-- PROBLEM REQUIREMENTS --
Please write out these records again, replacing "plant-item" with "county-item" wherever it appears and leaving everything else unchanged.

** Begin RECORDS **

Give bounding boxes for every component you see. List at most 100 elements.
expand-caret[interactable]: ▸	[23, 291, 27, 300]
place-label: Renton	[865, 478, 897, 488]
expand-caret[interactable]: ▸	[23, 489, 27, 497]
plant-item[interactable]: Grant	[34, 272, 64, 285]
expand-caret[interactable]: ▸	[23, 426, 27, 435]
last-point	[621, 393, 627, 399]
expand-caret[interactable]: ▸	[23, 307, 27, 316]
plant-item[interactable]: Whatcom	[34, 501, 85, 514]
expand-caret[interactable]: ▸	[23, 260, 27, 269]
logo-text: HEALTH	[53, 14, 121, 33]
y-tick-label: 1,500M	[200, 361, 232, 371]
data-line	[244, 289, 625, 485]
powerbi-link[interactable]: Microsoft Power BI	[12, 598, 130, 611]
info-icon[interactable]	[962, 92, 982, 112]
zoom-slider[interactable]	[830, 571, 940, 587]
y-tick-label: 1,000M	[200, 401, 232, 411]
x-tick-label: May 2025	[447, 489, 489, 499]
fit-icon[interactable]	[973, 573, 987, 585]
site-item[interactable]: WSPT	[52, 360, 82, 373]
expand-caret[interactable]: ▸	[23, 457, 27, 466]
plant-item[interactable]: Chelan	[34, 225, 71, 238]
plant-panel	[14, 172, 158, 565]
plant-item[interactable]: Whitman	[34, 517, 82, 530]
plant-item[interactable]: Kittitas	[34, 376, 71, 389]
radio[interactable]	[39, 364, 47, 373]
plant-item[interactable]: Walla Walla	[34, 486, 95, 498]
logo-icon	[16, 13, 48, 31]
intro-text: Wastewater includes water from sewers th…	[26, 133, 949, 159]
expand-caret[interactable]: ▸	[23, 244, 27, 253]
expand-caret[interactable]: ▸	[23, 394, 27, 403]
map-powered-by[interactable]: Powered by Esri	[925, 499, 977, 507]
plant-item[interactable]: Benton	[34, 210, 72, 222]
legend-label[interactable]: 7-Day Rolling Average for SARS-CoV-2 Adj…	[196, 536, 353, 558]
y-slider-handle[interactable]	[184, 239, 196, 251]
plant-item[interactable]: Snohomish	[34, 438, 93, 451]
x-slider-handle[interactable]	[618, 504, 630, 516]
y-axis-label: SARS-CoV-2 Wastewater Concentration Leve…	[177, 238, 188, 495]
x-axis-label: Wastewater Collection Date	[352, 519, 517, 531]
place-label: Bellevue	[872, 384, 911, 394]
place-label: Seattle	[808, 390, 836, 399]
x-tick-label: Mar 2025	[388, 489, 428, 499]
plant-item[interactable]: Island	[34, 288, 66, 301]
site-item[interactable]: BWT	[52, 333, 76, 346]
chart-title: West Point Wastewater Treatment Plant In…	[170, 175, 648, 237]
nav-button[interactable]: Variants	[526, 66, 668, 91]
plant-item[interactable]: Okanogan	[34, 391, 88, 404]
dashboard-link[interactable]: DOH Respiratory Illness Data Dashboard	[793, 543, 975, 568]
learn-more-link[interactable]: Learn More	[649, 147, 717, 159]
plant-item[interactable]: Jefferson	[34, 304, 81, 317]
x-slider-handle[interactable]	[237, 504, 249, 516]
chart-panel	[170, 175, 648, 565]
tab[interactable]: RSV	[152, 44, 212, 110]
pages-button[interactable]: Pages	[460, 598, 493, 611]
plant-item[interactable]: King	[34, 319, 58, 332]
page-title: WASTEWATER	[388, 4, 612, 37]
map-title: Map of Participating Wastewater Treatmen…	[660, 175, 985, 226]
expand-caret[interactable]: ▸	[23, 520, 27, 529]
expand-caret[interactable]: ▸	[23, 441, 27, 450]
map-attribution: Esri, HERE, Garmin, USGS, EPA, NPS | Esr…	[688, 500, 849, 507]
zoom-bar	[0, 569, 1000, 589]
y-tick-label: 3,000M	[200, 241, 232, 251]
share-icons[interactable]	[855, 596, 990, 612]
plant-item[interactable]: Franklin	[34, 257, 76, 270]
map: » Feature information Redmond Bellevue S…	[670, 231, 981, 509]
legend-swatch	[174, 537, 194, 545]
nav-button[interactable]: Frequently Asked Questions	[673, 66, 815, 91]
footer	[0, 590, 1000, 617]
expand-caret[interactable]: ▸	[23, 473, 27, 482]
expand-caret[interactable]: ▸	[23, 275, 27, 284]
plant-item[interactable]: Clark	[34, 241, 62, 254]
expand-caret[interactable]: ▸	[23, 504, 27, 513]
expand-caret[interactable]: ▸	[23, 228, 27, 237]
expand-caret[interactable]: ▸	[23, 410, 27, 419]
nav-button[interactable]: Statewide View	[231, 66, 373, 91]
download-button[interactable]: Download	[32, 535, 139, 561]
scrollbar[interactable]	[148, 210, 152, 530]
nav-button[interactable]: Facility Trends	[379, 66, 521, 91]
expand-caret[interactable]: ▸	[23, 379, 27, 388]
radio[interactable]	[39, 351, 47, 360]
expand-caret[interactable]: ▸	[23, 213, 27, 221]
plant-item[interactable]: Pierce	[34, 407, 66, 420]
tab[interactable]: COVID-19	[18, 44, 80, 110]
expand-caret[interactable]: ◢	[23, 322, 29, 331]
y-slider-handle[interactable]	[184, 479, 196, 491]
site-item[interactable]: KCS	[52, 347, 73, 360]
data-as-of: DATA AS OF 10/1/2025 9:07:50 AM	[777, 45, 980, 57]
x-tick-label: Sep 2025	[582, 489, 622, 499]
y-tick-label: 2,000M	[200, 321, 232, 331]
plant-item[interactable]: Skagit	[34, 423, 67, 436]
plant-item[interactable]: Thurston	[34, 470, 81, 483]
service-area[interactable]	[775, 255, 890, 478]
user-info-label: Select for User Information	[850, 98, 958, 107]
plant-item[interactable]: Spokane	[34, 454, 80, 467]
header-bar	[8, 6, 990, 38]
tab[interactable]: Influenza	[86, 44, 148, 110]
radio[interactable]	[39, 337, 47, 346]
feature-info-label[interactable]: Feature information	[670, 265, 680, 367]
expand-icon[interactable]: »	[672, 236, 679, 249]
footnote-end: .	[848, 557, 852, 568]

** End RECORDS **

-- RESULT OF THE TASK --
Give bounding boxes for every component you see. List at most 100 elements.
expand-caret[interactable]: ▸	[23, 291, 27, 300]
place-label: Renton	[865, 478, 897, 488]
expand-caret[interactable]: ▸	[23, 489, 27, 497]
county-item[interactable]: Grant	[34, 272, 64, 285]
expand-caret[interactable]: ▸	[23, 426, 27, 435]
last-point	[621, 393, 627, 399]
expand-caret[interactable]: ▸	[23, 307, 27, 316]
county-item[interactable]: Whatcom	[34, 501, 85, 514]
expand-caret[interactable]: ▸	[23, 260, 27, 269]
logo-text: HEALTH	[53, 14, 121, 33]
y-tick-label: 1,500M	[200, 361, 232, 371]
data-line	[244, 289, 625, 485]
powerbi-link[interactable]: Microsoft Power BI	[12, 598, 130, 611]
info-icon[interactable]	[962, 92, 982, 112]
zoom-slider[interactable]	[830, 571, 940, 587]
y-tick-label: 1,000M	[200, 401, 232, 411]
x-tick-label: May 2025	[447, 489, 489, 499]
fit-icon[interactable]	[973, 573, 987, 585]
site-item[interactable]: WSPT	[52, 360, 82, 373]
expand-caret[interactable]: ▸	[23, 457, 27, 466]
county-item[interactable]: Chelan	[34, 225, 71, 238]
plant-panel	[14, 172, 158, 565]
county-item[interactable]: Whitman	[34, 517, 82, 530]
county-item[interactable]: Kittitas	[34, 376, 71, 389]
radio[interactable]	[39, 364, 47, 373]
county-item[interactable]: Walla Walla	[34, 486, 95, 498]
logo-icon	[16, 13, 48, 31]
intro-text: Wastewater includes water from sewers th…	[26, 133, 949, 159]
expand-caret[interactable]: ▸	[23, 244, 27, 253]
expand-caret[interactable]: ▸	[23, 394, 27, 403]
map-powered-by[interactable]: Powered by Esri	[925, 499, 977, 507]
county-item[interactable]: Benton	[34, 210, 72, 222]
legend-label[interactable]: 7-Day Rolling Average for SARS-CoV-2 Adj…	[196, 536, 353, 558]
y-slider-handle[interactable]	[184, 239, 196, 251]
county-item[interactable]: Snohomish	[34, 438, 93, 451]
x-slider-handle[interactable]	[618, 504, 630, 516]
y-axis-label: SARS-CoV-2 Wastewater Concentration Leve…	[177, 238, 188, 495]
x-axis-label: Wastewater Collection Date	[352, 519, 517, 531]
place-label: Bellevue	[872, 384, 911, 394]
place-label: Seattle	[808, 390, 836, 399]
x-tick-label: Mar 2025	[388, 489, 428, 499]
county-item[interactable]: Island	[34, 288, 66, 301]
site-item[interactable]: BWT	[52, 333, 76, 346]
chart-title: West Point Wastewater Treatment Plant In…	[170, 175, 648, 237]
nav-button[interactable]: Variants	[526, 66, 668, 91]
county-item[interactable]: Okanogan	[34, 391, 88, 404]
dashboard-link[interactable]: DOH Respiratory Illness Data Dashboard	[793, 543, 975, 568]
learn-more-link[interactable]: Learn More	[649, 147, 717, 159]
county-item[interactable]: Jefferson	[34, 304, 81, 317]
x-slider-handle[interactable]	[237, 504, 249, 516]
chart-panel	[170, 175, 648, 565]
tab[interactable]: RSV	[152, 44, 212, 110]
pages-button[interactable]: Pages	[460, 598, 493, 611]
county-item[interactable]: King	[34, 319, 58, 332]
page-title: WASTEWATER	[388, 4, 612, 37]
map-title: Map of Participating Wastewater Treatmen…	[660, 175, 985, 226]
expand-caret[interactable]: ▸	[23, 520, 27, 529]
expand-caret[interactable]: ▸	[23, 441, 27, 450]
map-attribution: Esri, HERE, Garmin, USGS, EPA, NPS | Esr…	[688, 500, 849, 507]
zoom-bar	[0, 569, 1000, 589]
y-tick-label: 3,000M	[200, 241, 232, 251]
share-icons[interactable]	[855, 596, 990, 612]
county-item[interactable]: Franklin	[34, 257, 76, 270]
map: » Feature information Redmond Bellevue S…	[670, 231, 981, 509]
legend-swatch	[174, 537, 194, 545]
nav-button[interactable]: Frequently Asked Questions	[673, 66, 815, 91]
footer	[0, 590, 1000, 617]
expand-caret[interactable]: ▸	[23, 473, 27, 482]
expand-caret[interactable]: ▸	[23, 275, 27, 284]
county-item[interactable]: Clark	[34, 241, 62, 254]
expand-caret[interactable]: ▸	[23, 504, 27, 513]
expand-caret[interactable]: ▸	[23, 228, 27, 237]
expand-caret[interactable]: ▸	[23, 410, 27, 419]
nav-button[interactable]: Statewide View	[231, 66, 373, 91]
download-button[interactable]: Download	[32, 535, 139, 561]
scrollbar[interactable]	[148, 210, 152, 530]
nav-button[interactable]: Facility Trends	[379, 66, 521, 91]
expand-caret[interactable]: ▸	[23, 379, 27, 388]
radio[interactable]	[39, 351, 47, 360]
expand-caret[interactable]: ▸	[23, 213, 27, 221]
county-item[interactable]: Pierce	[34, 407, 66, 420]
tab[interactable]: COVID-19	[18, 44, 80, 110]
expand-caret[interactable]: ◢	[23, 322, 29, 331]
y-slider-handle[interactable]	[184, 479, 196, 491]
site-item[interactable]: KCS	[52, 347, 73, 360]
data-as-of: DATA AS OF 10/1/2025 9:07:50 AM	[777, 45, 980, 57]
x-tick-label: Sep 2025	[582, 489, 622, 499]
y-tick-label: 2,000M	[200, 321, 232, 331]
county-item[interactable]: Skagit	[34, 423, 67, 436]
county-item[interactable]: Thurston	[34, 470, 81, 483]
service-area[interactable]	[775, 255, 890, 478]
user-info-label: Select for User Information	[850, 98, 958, 107]
county-item[interactable]: Spokane	[34, 454, 80, 467]
header-bar	[8, 6, 990, 38]
tab[interactable]: Influenza	[86, 44, 148, 110]
radio[interactable]	[39, 337, 47, 346]
feature-info-label[interactable]: Feature information	[670, 265, 680, 367]
expand-icon[interactable]: »	[672, 236, 679, 249]
footnote-end: .	[848, 557, 852, 568]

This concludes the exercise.